[Extracted data entries]

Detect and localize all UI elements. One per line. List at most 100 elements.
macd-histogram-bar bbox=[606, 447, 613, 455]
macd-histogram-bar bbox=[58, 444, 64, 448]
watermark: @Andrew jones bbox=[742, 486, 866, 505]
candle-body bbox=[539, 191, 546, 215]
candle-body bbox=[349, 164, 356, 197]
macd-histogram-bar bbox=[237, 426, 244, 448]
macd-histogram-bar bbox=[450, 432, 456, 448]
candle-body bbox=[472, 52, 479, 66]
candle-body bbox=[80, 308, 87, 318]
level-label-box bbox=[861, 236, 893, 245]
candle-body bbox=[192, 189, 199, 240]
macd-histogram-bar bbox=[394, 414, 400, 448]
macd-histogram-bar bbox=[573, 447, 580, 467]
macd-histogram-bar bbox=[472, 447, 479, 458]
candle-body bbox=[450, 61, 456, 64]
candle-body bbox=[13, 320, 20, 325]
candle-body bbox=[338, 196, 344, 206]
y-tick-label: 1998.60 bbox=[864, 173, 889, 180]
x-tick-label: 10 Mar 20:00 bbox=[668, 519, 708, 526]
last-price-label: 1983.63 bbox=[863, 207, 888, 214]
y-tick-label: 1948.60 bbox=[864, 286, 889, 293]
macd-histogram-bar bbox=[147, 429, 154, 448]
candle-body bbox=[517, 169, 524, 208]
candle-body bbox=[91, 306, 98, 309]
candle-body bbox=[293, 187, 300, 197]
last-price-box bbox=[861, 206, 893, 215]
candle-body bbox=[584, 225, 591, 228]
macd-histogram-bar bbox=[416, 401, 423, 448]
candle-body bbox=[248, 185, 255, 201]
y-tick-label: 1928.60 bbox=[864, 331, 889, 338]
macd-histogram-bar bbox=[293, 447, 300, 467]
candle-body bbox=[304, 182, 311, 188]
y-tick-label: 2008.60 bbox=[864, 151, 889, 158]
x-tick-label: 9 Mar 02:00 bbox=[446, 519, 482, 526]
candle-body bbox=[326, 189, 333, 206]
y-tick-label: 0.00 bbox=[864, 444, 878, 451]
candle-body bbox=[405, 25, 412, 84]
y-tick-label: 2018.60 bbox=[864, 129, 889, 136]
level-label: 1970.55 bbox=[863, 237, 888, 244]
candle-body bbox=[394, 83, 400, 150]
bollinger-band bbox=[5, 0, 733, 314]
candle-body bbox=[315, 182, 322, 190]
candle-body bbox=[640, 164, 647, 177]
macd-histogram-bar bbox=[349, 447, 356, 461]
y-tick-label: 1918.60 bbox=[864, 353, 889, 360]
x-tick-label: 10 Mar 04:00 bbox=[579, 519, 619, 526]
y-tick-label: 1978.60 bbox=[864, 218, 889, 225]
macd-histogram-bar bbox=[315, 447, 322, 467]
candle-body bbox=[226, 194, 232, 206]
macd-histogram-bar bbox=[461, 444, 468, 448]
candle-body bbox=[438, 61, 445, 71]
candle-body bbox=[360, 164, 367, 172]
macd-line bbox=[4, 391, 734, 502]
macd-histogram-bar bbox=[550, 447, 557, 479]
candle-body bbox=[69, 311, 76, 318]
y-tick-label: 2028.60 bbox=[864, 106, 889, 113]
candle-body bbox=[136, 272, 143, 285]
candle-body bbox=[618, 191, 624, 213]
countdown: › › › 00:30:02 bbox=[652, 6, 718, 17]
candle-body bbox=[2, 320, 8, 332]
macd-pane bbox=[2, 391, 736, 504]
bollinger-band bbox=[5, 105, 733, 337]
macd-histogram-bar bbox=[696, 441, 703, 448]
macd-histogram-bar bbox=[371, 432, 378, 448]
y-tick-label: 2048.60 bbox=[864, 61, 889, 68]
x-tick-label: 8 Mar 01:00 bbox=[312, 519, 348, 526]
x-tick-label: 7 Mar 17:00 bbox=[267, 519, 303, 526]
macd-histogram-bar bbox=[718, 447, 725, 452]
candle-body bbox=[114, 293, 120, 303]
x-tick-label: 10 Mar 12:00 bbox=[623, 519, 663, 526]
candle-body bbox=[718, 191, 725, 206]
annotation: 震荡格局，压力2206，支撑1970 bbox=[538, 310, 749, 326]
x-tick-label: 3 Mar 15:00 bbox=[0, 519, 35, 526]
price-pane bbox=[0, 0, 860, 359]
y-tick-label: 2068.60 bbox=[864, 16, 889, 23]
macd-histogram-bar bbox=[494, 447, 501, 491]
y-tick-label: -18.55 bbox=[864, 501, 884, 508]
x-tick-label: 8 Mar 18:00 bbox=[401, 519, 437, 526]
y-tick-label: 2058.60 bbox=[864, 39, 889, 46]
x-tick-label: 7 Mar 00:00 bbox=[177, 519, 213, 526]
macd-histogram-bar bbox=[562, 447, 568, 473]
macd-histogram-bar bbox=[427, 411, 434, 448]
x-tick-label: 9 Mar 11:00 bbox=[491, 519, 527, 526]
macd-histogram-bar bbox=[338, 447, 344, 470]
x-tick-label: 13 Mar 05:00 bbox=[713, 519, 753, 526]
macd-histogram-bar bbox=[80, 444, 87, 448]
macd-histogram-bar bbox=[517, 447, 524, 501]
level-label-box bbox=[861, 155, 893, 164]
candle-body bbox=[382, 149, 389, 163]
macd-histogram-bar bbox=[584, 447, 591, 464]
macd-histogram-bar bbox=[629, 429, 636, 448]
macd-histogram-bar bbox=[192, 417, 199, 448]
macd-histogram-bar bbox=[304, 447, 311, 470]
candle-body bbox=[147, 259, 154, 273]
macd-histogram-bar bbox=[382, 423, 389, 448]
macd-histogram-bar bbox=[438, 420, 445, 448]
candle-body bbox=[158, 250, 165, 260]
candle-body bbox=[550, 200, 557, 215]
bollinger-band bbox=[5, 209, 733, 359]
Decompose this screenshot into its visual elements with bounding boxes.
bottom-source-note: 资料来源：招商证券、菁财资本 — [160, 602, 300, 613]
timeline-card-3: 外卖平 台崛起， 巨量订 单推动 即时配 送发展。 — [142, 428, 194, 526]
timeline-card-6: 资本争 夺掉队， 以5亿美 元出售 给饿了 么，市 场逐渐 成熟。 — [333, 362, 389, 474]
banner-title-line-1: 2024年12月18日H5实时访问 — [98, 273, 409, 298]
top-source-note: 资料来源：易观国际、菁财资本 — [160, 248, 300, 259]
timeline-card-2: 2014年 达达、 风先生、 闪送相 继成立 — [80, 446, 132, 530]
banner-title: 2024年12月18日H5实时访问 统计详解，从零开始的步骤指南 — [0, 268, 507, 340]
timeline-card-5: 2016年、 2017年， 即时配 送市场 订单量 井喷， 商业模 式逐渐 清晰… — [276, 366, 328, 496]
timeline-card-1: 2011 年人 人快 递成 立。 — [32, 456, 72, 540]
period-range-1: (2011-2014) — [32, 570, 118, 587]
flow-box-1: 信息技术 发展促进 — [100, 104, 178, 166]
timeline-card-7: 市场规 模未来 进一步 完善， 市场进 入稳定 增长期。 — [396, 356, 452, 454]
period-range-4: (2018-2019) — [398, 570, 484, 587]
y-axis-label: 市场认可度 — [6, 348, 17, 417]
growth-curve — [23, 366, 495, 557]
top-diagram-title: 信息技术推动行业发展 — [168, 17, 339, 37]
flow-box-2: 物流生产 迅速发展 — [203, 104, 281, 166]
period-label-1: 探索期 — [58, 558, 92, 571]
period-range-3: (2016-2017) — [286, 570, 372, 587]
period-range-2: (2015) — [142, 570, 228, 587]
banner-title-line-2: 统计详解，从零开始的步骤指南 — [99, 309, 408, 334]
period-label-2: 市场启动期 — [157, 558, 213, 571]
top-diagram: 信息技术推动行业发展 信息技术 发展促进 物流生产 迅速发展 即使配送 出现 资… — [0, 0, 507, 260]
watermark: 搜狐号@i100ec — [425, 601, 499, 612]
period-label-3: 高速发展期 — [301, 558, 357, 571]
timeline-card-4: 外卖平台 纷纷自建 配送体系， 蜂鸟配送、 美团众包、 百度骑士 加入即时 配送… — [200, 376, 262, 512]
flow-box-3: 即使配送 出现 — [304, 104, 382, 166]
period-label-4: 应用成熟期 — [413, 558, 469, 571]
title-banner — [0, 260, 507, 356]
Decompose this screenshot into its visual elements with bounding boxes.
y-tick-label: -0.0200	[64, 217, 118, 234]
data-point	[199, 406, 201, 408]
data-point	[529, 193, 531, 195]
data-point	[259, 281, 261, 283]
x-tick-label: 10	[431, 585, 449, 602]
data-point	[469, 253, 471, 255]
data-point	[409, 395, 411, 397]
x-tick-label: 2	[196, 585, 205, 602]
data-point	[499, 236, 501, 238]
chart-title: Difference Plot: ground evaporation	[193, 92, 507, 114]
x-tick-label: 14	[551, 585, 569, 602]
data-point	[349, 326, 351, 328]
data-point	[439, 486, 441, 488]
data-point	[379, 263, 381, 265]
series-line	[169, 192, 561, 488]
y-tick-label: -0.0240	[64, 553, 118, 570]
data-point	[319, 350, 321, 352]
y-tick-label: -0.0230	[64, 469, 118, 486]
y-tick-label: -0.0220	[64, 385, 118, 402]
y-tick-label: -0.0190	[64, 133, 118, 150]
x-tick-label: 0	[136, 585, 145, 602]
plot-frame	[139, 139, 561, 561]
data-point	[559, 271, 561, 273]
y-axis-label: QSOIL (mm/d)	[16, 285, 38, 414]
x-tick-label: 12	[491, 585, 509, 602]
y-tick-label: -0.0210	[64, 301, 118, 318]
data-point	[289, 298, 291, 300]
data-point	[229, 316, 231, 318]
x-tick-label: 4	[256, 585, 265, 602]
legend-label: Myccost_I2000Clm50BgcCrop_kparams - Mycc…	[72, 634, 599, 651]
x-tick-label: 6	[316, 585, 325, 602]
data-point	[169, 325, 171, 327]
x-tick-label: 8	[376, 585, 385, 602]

TASK DETAILS.
Copy out unchanged the lines of the material running from its very first line through the line containing "candle-body bbox=[248, 185, 255, 201]", both included.

RESPONSE TO THIS EXERCISE.
Detect and localize all UI elements. One per line. List at most 100 elements.
macd-histogram-bar bbox=[606, 447, 613, 455]
macd-histogram-bar bbox=[58, 444, 64, 448]
watermark: @Andrew jones bbox=[742, 486, 866, 505]
candle-body bbox=[539, 191, 546, 215]
candle-body bbox=[349, 164, 356, 197]
macd-histogram-bar bbox=[237, 426, 244, 448]
macd-histogram-bar bbox=[450, 432, 456, 448]
candle-body bbox=[472, 52, 479, 66]
candle-body bbox=[80, 308, 87, 318]
level-label-box bbox=[861, 236, 893, 245]
candle-body bbox=[192, 189, 199, 240]
macd-histogram-bar bbox=[394, 414, 400, 448]
macd-histogram-bar bbox=[573, 447, 580, 467]
macd-histogram-bar bbox=[472, 447, 479, 458]
candle-body bbox=[450, 61, 456, 64]
candle-body bbox=[13, 320, 20, 325]
candle-body bbox=[338, 196, 344, 206]
y-tick-label: 1998.60 bbox=[864, 173, 889, 180]
x-tick-label: 10 Mar 20:00 bbox=[668, 519, 708, 526]
last-price-label: 1983.63 bbox=[863, 207, 888, 214]
y-tick-label: 1948.60 bbox=[864, 286, 889, 293]
macd-histogram-bar bbox=[147, 429, 154, 448]
candle-body bbox=[517, 169, 524, 208]
candle-body bbox=[91, 306, 98, 309]
candle-body bbox=[293, 187, 300, 197]
last-price-box bbox=[861, 206, 893, 215]
candle-body bbox=[584, 225, 591, 228]
macd-histogram-bar bbox=[416, 401, 423, 448]
candle-body bbox=[248, 185, 255, 201]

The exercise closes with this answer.